(Entries with figure data)
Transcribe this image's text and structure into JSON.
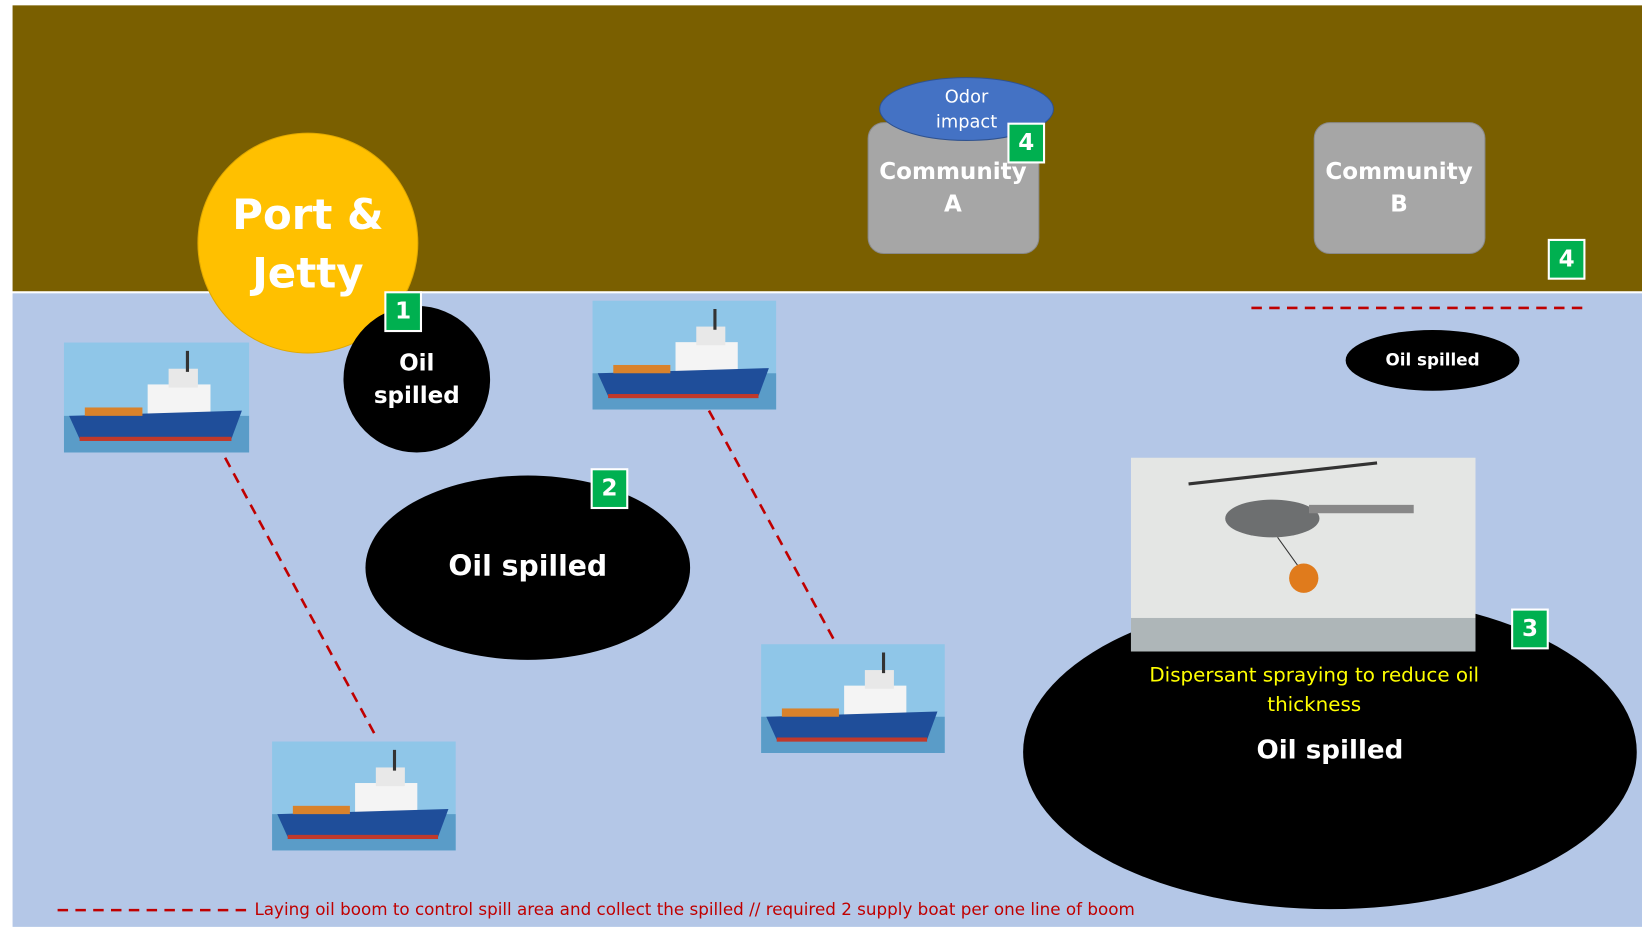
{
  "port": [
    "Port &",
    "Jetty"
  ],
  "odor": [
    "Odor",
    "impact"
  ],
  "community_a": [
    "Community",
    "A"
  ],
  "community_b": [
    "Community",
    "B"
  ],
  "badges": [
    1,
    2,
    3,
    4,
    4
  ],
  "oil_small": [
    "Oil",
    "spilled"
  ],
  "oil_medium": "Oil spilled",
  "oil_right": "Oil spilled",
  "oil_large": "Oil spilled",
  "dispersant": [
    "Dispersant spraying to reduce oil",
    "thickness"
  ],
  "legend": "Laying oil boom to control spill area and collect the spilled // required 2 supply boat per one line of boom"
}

→ What you have to do
Repeat the records above exactly, leaving out the pictures.

→ Final answer
Transcribe this image's text and structure into JSON.
{
  "port": [
    "Port &",
    "Jetty"
  ],
  "odor": [
    "Odor",
    "impact"
  ],
  "community_a": [
    "Community",
    "A"
  ],
  "community_b": [
    "Community",
    "B"
  ],
  "badges": [
    1,
    2,
    3,
    4,
    4
  ],
  "oil_small": [
    "Oil",
    "spilled"
  ],
  "oil_medium": "Oil spilled",
  "oil_right": "Oil spilled",
  "oil_large": "Oil spilled",
  "dispersant": [
    "Dispersant spraying to reduce oil",
    "thickness"
  ],
  "legend": "Laying oil boom to control spill area and collect the spilled // required 2 supply boat per one line of boom"
}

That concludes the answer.